Stored entries:
[Start]

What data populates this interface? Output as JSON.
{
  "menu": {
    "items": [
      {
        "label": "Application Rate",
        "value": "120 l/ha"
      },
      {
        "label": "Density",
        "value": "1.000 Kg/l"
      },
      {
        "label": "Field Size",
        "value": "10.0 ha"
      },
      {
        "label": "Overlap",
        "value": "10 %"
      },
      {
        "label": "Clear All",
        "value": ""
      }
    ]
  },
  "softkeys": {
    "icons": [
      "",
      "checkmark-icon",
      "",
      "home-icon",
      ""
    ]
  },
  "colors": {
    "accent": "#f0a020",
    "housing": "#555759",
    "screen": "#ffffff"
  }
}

[End]

◆ **WRITTEN INSTRUCTION**
Go through the listing above and restate it word for word.

◆ **FULL ANSWER**
What data populates this interface? Output as JSON.
{
  "menu": {
    "items": [
      {
        "label": "Application Rate",
        "value": "120 l/ha"
      },
      {
        "label": "Density",
        "value": "1.000 Kg/l"
      },
      {
        "label": "Field Size",
        "value": "10.0 ha"
      },
      {
        "label": "Overlap",
        "value": "10 %"
      },
      {
        "label": "Clear All",
        "value": ""
      }
    ]
  },
  "softkeys": {
    "icons": [
      "",
      "checkmark-icon",
      "",
      "home-icon",
      ""
    ]
  },
  "colors": {
    "accent": "#f0a020",
    "housing": "#555759",
    "screen": "#ffffff"
  }
}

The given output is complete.